**WHAT IS REQUIRED**
Can you continue the passage on dietary fiber and bile below, picking up right after its last sentence?

**EXCERPTED PASSAGE**
Hauling the Body’s Trash
Dietary fiber, a plant-based substance that can’t be digested, is divided into two groups: insoluble and soluble. Both bind with the body’s waste products and help move them through proper channels.
- Insoluble fiber comes from the hard structural part of a plant or the skins of many fruits and vegetables. Insoluble fiber makes its way through the digestive system relatively intact, acting as a sort of sweeping compound and making stool softer and bulkier.
- Soluble fiber comes from structures within the cells of the plant. As soluble fiber enters the digestive tract, it absorbs water and dissolves into a thick, viscous gel. Although both types of fiber affect the body’s ability to circulate bile effectively, soluble fiber is doing the bulk of the work.
When we eat a meal containing fat, our liver begins to produce bile, a liquid comprised of acids, cholesterol, lecithin and substances filtered from your blood (i.e., drugs, toxins, fats and fat-soluble waste).

**RECORD SET**
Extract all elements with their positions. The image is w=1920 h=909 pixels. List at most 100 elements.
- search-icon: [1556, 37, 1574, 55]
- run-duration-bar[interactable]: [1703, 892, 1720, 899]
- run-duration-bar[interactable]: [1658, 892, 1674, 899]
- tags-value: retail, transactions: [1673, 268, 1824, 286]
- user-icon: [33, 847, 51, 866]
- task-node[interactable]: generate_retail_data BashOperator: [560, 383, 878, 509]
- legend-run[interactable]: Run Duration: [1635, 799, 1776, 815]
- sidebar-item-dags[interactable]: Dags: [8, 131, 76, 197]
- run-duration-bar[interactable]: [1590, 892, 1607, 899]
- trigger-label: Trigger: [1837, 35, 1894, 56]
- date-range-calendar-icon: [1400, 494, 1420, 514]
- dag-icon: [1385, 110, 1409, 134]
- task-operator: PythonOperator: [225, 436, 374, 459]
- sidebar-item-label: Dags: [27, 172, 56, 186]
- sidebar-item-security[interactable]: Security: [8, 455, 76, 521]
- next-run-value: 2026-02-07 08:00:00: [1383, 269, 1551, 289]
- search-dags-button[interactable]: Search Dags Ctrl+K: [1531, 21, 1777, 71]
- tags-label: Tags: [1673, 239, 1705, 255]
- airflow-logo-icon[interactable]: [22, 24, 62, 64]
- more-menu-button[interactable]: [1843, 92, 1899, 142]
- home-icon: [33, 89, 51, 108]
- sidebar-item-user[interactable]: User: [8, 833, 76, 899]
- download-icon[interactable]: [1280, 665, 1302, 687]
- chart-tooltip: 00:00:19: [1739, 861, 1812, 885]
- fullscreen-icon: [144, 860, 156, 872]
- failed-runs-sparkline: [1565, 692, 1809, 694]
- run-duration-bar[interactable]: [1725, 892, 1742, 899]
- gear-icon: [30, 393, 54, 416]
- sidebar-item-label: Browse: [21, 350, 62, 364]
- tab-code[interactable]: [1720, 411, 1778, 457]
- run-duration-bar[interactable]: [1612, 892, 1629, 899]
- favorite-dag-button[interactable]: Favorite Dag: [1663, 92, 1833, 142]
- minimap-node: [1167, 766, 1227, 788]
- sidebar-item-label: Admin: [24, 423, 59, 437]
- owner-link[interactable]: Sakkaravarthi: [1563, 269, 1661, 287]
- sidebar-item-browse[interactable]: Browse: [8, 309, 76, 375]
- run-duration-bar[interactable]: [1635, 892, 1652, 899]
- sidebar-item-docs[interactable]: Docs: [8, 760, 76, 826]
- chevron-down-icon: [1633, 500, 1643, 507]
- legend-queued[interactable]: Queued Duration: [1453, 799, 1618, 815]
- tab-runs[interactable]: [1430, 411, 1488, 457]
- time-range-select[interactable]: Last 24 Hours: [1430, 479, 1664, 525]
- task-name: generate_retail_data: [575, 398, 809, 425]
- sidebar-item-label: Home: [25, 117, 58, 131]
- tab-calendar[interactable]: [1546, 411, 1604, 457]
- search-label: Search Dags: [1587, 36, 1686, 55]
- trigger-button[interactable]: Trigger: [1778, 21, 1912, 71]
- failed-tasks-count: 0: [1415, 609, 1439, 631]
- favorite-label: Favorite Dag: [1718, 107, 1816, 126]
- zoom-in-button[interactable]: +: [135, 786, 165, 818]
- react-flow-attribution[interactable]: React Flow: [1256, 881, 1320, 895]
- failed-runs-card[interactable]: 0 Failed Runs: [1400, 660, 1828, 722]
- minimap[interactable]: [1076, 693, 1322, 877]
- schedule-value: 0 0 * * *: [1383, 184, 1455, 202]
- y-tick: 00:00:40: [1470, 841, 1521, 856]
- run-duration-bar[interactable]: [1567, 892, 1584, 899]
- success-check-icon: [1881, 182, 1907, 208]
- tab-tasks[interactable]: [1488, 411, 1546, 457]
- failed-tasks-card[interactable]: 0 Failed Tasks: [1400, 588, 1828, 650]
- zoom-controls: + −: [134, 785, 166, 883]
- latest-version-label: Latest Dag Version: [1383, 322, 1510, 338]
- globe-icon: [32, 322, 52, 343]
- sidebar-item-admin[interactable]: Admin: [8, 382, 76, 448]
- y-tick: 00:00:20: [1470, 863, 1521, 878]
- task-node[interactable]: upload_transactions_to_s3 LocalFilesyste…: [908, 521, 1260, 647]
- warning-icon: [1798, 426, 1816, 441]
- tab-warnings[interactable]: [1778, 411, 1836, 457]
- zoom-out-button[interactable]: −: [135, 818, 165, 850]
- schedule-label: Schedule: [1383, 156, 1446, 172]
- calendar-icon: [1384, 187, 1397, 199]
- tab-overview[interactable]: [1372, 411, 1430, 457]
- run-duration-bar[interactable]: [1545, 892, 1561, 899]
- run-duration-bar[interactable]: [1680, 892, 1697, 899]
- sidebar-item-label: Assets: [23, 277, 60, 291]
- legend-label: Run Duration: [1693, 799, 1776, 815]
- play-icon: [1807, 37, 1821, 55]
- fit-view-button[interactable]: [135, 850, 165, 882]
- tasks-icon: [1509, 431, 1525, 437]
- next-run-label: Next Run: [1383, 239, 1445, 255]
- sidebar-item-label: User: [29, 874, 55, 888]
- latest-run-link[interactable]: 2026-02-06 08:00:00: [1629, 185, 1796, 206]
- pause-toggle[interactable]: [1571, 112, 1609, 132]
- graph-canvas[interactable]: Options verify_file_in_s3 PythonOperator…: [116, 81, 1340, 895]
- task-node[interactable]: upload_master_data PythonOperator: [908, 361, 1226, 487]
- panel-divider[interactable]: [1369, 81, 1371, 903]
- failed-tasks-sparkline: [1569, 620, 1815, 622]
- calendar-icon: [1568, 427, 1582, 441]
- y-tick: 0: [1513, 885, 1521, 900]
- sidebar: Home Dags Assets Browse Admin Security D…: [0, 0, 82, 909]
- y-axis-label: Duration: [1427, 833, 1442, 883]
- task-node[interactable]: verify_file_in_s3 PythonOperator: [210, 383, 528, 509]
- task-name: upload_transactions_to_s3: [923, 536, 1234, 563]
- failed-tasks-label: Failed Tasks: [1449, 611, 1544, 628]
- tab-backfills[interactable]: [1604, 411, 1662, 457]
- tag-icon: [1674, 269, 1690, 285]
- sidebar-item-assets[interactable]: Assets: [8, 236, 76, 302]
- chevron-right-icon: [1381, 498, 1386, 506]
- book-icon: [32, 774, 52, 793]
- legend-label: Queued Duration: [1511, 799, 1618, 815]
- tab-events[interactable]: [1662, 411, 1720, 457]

**WRITTEN ANSWER**
Because bile re-enters the bloodstream in constituent parts, it breaks down, is re-filtered and reabsorbed, gets more toxic, and is secreted into the small intestine.
As long as you have adequate fiber in your diet, this doesn’t pose a problem for your body. That fiber forms a tight bond with the bile in the intestine, binding up all the harmful toxins, cholesterol and fat that it contains. Since the soluble fiber cannot be absorbed by the intestinal wall, neither can the bile attached to it. This fiber-bound bile ultimately leaves the body in a bowel movement (like taking out the trash), with its load of toxins, cholesterol and fat in tow.